WHAT THIS TASK INVOLVES :: Would you extract the whole listing below and retype it exactly?

::: ITEMS

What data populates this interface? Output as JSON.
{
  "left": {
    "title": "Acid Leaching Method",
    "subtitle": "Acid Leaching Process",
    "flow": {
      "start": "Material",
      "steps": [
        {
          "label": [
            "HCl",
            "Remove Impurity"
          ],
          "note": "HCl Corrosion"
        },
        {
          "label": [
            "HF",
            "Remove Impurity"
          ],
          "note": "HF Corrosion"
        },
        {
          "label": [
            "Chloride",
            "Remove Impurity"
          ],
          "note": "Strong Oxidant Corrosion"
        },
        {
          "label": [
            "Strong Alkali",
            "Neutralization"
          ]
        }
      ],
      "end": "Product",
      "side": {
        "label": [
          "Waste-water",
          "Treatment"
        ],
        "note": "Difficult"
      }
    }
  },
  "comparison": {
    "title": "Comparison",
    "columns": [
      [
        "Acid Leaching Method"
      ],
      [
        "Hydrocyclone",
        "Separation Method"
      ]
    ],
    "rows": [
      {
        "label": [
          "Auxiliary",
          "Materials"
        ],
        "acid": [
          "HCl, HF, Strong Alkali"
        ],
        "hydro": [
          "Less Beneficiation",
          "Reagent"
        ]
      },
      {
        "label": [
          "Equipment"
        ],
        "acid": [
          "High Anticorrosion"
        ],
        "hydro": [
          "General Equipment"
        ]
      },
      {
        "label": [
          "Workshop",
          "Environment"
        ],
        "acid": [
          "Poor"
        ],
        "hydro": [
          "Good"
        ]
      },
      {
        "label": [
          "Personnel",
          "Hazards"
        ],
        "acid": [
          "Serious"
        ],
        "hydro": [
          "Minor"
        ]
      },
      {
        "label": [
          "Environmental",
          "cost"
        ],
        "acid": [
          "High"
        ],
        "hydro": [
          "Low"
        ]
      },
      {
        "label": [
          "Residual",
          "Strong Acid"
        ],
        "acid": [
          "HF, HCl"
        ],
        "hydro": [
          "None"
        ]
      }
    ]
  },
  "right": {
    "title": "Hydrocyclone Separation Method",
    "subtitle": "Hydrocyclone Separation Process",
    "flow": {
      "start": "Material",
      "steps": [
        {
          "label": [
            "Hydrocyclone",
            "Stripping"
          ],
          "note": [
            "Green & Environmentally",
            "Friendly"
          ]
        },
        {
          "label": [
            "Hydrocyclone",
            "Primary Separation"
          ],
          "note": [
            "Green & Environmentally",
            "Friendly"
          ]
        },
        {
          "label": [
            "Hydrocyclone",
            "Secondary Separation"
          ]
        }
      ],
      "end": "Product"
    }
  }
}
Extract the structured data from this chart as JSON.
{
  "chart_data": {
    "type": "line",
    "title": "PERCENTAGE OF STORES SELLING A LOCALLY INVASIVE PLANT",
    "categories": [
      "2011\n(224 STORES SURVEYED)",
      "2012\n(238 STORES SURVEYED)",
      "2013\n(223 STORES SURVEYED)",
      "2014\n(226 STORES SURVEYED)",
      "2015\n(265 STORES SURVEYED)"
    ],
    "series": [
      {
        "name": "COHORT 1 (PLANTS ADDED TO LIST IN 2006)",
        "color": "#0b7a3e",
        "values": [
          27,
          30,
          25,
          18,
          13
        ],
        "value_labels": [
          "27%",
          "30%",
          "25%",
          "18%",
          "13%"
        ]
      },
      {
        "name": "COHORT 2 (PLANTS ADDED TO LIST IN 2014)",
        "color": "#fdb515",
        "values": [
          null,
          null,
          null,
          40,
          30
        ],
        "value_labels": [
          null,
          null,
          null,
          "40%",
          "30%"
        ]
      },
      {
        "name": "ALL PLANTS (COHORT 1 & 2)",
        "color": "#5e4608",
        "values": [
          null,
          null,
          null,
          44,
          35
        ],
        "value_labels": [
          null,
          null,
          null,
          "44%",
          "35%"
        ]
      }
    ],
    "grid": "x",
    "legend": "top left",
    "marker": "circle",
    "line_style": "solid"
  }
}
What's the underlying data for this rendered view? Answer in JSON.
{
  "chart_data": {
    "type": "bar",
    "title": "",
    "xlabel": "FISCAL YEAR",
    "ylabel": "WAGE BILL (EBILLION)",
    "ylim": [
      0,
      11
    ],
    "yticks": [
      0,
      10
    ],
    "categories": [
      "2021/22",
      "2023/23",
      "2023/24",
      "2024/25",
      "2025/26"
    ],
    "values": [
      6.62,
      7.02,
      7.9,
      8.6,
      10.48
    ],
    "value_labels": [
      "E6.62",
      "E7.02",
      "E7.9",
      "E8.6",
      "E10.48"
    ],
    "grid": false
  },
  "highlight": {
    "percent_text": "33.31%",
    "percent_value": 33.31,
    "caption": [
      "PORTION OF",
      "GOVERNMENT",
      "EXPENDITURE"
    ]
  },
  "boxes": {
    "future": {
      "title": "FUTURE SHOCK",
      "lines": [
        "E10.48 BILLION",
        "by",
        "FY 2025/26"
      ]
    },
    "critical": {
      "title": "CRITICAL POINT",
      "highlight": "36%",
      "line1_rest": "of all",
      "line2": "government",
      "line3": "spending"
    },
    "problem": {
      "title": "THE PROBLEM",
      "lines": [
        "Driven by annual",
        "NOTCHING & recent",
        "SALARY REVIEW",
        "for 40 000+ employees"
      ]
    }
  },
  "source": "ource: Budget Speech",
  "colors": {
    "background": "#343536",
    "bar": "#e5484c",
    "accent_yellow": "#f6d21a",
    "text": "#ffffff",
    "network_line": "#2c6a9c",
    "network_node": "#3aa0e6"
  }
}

::::::

ANSWER TO THIS EXERCISE ::
What data populates this interface? Output as JSON.
{
  "left": {
    "title": "Acid Leaching Method",
    "subtitle": "Acid Leaching Process",
    "flow": {
      "start": "Material",
      "steps": [
        {
          "label": [
            "HCl",
            "Remove Impurity"
          ],
          "note": "HCl Corrosion"
        },
        {
          "label": [
            "HF",
            "Remove Impurity"
          ],
          "note": "HF Corrosion"
        },
        {
          "label": [
            "Chloride",
            "Remove Impurity"
          ],
          "note": "Strong Oxidant Corrosion"
        },
        {
          "label": [
            "Strong Alkali",
            "Neutralization"
          ]
        }
      ],
      "end": "Product",
      "side": {
        "label": [
          "Waste-water",
          "Treatment"
        ],
        "note": "Difficult"
      }
    }
  },
  "comparison": {
    "title": "Comparison",
    "columns": [
      [
        "Acid Leaching Method"
      ],
      [
        "Hydrocyclone",
        "Separation Method"
      ]
    ],
    "rows": [
      {
        "label": [
          "Auxiliary",
          "Materials"
        ],
        "acid": [
          "HCl, HF, Strong Alkali"
        ],
        "hydro": [
          "Less Beneficiation",
          "Reagent"
        ]
      },
      {
        "label": [
          "Equipment"
        ],
        "acid": [
          "High Anticorrosion"
        ],
        "hydro": [
          "General Equipment"
        ]
      },
      {
        "label": [
          "Workshop",
          "Environment"
        ],
        "acid": [
          "Poor"
        ],
        "hydro": [
          "Good"
        ]
      },
      {
        "label": [
          "Personnel",
          "Hazards"
        ],
        "acid": [
          "Serious"
        ],
        "hydro": [
          "Minor"
        ]
      },
      {
        "label": [
          "Environmental",
          "cost"
        ],
        "acid": [
          "High"
        ],
        "hydro": [
          "Low"
        ]
      },
      {
        "label": [
          "Residual",
          "Strong Acid"
        ],
        "acid": [
          "HF, HCl"
        ],
        "hydro": [
          "None"
        ]
      }
    ]
  },
  "right": {
    "title": "Hydrocyclone Separation Method",
    "subtitle": "Hydrocyclone Separation Process",
    "flow": {
      "start": "Material",
      "steps": [
        {
          "label": [
            "Hydrocyclone",
            "Stripping"
          ],
          "note": [
            "Green & Environmentally",
            "Friendly"
          ]
        },
        {
          "label": [
            "Hydrocyclone",
            "Primary Separation"
          ],
          "note": [
            "Green & Environmentally",
            "Friendly"
          ]
        },
        {
          "label": [
            "Hydrocyclone",
            "Secondary Separation"
          ]
        }
      ],
      "end": "Product"
    }
  }
}
Extract the structured data from this chart as JSON.
{
  "chart_data": {
    "type": "line",
    "title": "PERCENTAGE OF STORES SELLING A LOCALLY INVASIVE PLANT",
    "categories": [
      "2011\n(224 STORES SURVEYED)",
      "2012\n(238 STORES SURVEYED)",
      "2013\n(223 STORES SURVEYED)",
      "2014\n(226 STORES SURVEYED)",
      "2015\n(265 STORES SURVEYED)"
    ],
    "series": [
      {
        "name": "COHORT 1 (PLANTS ADDED TO LIST IN 2006)",
        "color": "#0b7a3e",
        "values": [
          27,
          30,
          25,
          18,
          13
        ],
        "value_labels": [
          "27%",
          "30%",
          "25%",
          "18%",
          "13%"
        ]
      },
      {
        "name": "COHORT 2 (PLANTS ADDED TO LIST IN 2014)",
        "color": "#fdb515",
        "values": [
          null,
          null,
          null,
          40,
          30
        ],
        "value_labels": [
          null,
          null,
          null,
          "40%",
          "30%"
        ]
      },
      {
        "name": "ALL PLANTS (COHORT 1 & 2)",
        "color": "#5e4608",
        "values": [
          null,
          null,
          null,
          44,
          35
        ],
        "value_labels": [
          null,
          null,
          null,
          "44%",
          "35%"
        ]
      }
    ],
    "grid": "x",
    "legend": "top left",
    "marker": "circle",
    "line_style": "solid"
  }
}
What's the underlying data for this rendered view? Answer in JSON.
{
  "chart_data": {
    "type": "bar",
    "title": "",
    "xlabel": "FISCAL YEAR",
    "ylabel": "WAGE BILL (EBILLION)",
    "ylim": [
      0,
      11
    ],
    "yticks": [
      0,
      10
    ],
    "categories": [
      "2021/22",
      "2023/23",
      "2023/24",
      "2024/25",
      "2025/26"
    ],
    "values": [
      6.62,
      7.02,
      7.9,
      8.6,
      10.48
    ],
    "value_labels": [
      "E6.62",
      "E7.02",
      "E7.9",
      "E8.6",
      "E10.48"
    ],
    "grid": false
  },
  "highlight": {
    "percent_text": "33.31%",
    "percent_value": 33.31,
    "caption": [
      "PORTION OF",
      "GOVERNMENT",
      "EXPENDITURE"
    ]
  },
  "boxes": {
    "future": {
      "title": "FUTURE SHOCK",
      "lines": [
        "E10.48 BILLION",
        "by",
        "FY 2025/26"
      ]
    },
    "critical": {
      "title": "CRITICAL POINT",
      "highlight": "36%",
      "line1_rest": "of all",
      "line2": "government",
      "line3": "spending"
    },
    "problem": {
      "title": "THE PROBLEM",
      "lines": [
        "Driven by annual",
        "NOTCHING & recent",
        "SALARY REVIEW",
        "for 40 000+ employees"
      ]
    }
  },
  "source": "ource: Budget Speech",
  "colors": {
    "background": "#343536",
    "bar": "#e5484c",
    "accent_yellow": "#f6d21a",
    "text": "#ffffff",
    "network_line": "#2c6a9c",
    "network_node": "#3aa0e6"
  }
}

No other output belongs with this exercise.